Pull out all lines from the listing below in which the word "Ignatius" appears.

-------- Rows

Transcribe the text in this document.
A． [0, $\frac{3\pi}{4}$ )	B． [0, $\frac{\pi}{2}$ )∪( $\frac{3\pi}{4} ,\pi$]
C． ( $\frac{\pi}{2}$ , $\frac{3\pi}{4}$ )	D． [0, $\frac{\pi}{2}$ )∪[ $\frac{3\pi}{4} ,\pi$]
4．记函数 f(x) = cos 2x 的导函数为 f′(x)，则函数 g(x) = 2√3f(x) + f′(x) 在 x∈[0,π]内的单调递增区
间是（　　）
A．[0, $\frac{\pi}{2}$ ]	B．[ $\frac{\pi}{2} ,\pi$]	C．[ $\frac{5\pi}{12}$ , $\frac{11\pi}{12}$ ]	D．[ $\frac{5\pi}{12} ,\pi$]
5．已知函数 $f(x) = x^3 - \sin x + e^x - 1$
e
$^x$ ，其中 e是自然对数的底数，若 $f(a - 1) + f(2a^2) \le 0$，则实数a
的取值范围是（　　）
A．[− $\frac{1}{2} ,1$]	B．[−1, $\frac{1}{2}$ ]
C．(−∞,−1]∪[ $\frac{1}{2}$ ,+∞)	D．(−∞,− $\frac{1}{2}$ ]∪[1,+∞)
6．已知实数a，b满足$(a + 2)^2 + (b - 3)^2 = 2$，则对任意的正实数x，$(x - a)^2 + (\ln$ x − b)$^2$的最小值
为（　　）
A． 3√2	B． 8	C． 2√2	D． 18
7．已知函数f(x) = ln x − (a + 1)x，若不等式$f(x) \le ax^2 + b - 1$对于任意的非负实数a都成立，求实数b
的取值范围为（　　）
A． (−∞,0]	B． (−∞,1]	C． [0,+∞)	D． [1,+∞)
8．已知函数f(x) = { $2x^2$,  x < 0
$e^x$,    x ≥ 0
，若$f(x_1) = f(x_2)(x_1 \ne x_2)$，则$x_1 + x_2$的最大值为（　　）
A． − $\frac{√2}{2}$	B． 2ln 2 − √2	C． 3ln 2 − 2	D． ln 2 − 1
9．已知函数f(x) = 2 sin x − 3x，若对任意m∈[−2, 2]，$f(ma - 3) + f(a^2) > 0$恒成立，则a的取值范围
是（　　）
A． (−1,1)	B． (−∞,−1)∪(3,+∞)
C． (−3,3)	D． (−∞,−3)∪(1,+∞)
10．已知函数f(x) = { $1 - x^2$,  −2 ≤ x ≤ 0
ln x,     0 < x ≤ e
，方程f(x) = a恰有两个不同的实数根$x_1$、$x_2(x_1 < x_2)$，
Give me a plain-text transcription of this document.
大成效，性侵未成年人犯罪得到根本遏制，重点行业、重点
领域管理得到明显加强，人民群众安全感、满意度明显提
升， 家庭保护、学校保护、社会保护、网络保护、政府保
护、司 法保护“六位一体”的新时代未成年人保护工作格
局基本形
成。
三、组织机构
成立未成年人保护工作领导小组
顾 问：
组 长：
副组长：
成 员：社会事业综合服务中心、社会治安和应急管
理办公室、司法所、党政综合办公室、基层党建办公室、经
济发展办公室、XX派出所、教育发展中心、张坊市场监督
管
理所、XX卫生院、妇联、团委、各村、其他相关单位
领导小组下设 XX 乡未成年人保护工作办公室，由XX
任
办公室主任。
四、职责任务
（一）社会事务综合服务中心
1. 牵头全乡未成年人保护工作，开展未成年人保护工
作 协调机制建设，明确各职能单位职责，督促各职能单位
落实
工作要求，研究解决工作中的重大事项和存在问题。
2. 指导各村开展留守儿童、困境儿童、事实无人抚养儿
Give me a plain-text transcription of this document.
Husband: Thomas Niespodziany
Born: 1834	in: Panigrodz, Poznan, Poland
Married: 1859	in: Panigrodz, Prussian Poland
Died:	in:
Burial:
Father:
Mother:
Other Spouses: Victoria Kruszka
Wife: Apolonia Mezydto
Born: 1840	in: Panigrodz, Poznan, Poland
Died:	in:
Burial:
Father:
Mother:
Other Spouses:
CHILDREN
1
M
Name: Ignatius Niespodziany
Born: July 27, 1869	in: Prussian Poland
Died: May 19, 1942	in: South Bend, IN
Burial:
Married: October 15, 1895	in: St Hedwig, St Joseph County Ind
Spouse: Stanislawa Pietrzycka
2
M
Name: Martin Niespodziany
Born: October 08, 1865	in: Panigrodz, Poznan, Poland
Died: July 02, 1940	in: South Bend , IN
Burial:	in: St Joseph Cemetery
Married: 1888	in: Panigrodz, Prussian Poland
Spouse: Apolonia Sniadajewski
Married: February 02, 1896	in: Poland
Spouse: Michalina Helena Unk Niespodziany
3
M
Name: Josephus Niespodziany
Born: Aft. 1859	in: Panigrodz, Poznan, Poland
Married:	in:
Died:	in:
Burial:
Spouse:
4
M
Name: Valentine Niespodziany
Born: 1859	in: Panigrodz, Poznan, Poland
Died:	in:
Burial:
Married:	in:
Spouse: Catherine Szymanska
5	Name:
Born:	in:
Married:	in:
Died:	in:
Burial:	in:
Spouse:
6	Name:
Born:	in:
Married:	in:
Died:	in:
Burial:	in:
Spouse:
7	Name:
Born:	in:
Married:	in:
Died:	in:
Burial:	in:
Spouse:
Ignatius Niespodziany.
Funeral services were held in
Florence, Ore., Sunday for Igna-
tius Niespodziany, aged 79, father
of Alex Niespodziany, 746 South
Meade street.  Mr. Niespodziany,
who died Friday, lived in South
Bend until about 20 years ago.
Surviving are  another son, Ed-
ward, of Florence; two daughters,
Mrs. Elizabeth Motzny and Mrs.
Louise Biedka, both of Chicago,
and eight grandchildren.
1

----------------

__Solution for this task__.
Name: Ignatius Niespodziany
Ignatius Niespodziany.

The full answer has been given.